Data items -
○ ○ ○ ○

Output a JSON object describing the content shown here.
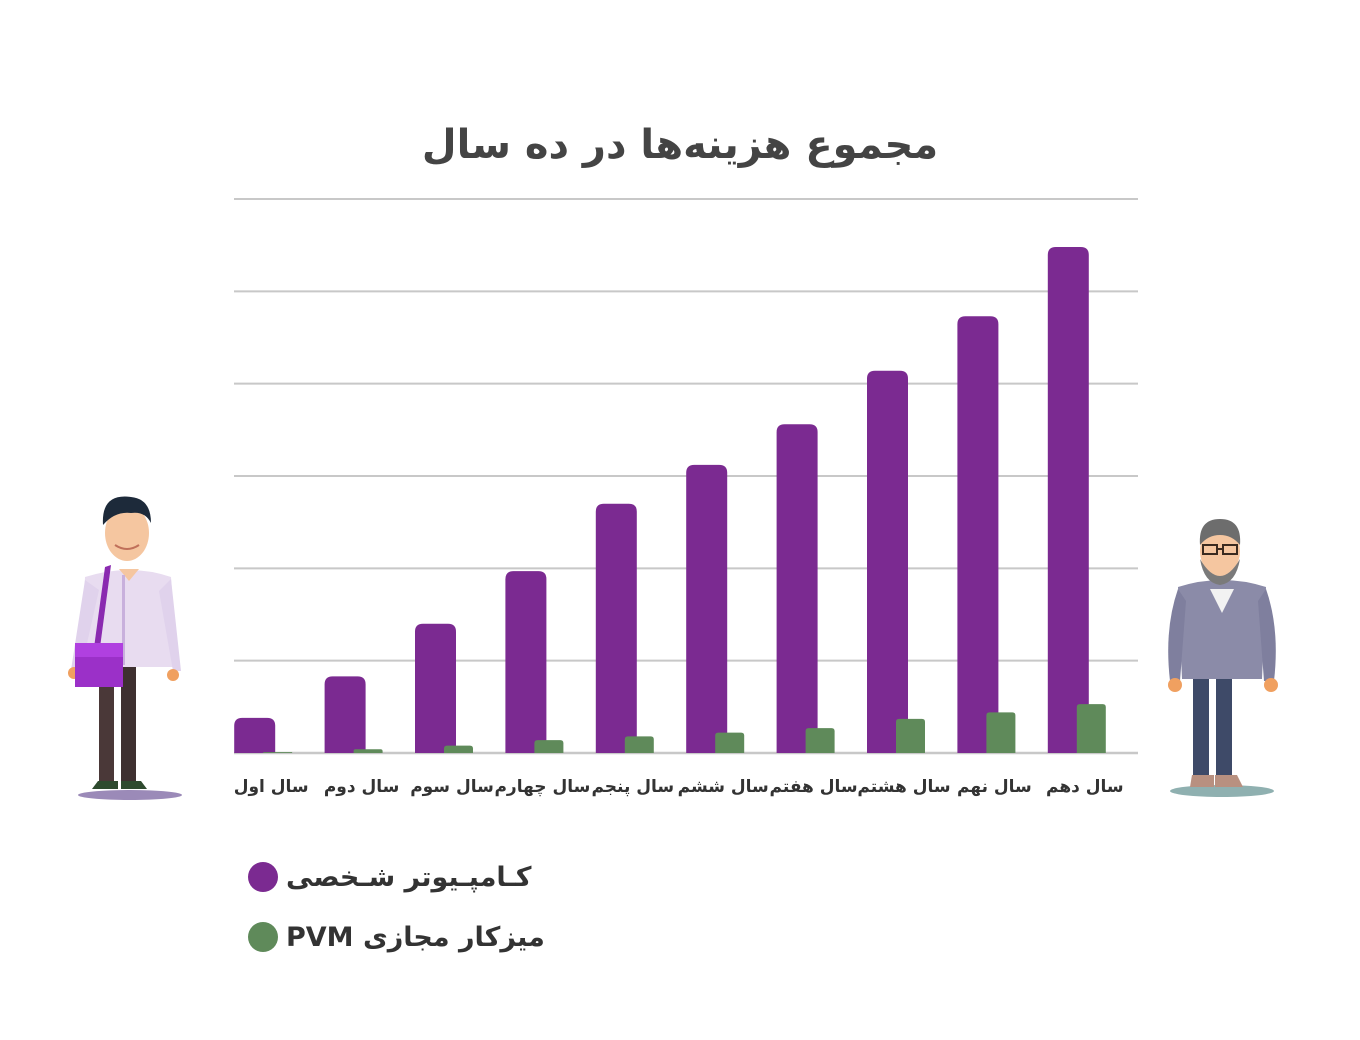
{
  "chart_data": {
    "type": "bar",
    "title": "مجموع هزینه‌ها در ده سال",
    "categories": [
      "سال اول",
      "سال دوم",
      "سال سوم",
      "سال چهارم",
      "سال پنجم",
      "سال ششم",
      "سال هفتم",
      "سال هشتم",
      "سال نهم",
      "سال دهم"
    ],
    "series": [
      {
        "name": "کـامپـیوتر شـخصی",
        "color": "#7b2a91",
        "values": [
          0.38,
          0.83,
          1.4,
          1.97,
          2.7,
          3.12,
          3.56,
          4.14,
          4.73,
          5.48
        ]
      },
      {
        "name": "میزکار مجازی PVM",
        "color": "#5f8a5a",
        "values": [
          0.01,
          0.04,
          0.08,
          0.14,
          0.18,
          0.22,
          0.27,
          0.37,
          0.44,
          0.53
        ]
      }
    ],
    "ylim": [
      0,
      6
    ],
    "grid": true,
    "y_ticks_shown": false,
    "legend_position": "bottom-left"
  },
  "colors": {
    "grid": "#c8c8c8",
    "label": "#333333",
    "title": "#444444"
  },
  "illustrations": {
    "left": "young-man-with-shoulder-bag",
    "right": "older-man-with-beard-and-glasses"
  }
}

○ ○ ○ ○

GOAL OF THE EXERCISE -
Strip the images and reproduce the remaining records precisely.

EXERCISE RESPONSE -
Output a JSON object describing the content shown here.
{
  "chart_data": {
    "type": "bar",
    "title": "مجموع هزینه‌ها در ده سال",
    "categories": [
      "سال اول",
      "سال دوم",
      "سال سوم",
      "سال چهارم",
      "سال پنجم",
      "سال ششم",
      "سال هفتم",
      "سال هشتم",
      "سال نهم",
      "سال دهم"
    ],
    "series": [
      {
        "name": "کـامپـیوتر شـخصی",
        "color": "#7b2a91",
        "values": [
          0.38,
          0.83,
          1.4,
          1.97,
          2.7,
          3.12,
          3.56,
          4.14,
          4.73,
          5.48
        ]
      },
      {
        "name": "میزکار مجازی PVM",
        "color": "#5f8a5a",
        "values": [
          0.01,
          0.04,
          0.08,
          0.14,
          0.18,
          0.22,
          0.27,
          0.37,
          0.44,
          0.53
        ]
      }
    ],
    "ylim": [
      0,
      6
    ],
    "grid": true,
    "y_ticks_shown": false,
    "legend_position": "bottom-left"
  },
  "colors": {
    "grid": "#c8c8c8",
    "label": "#333333",
    "title": "#444444"
  },
  "illustrations": {
    "left": "young-man-with-shoulder-bag",
    "right": "older-man-with-beard-and-glasses"
  }
}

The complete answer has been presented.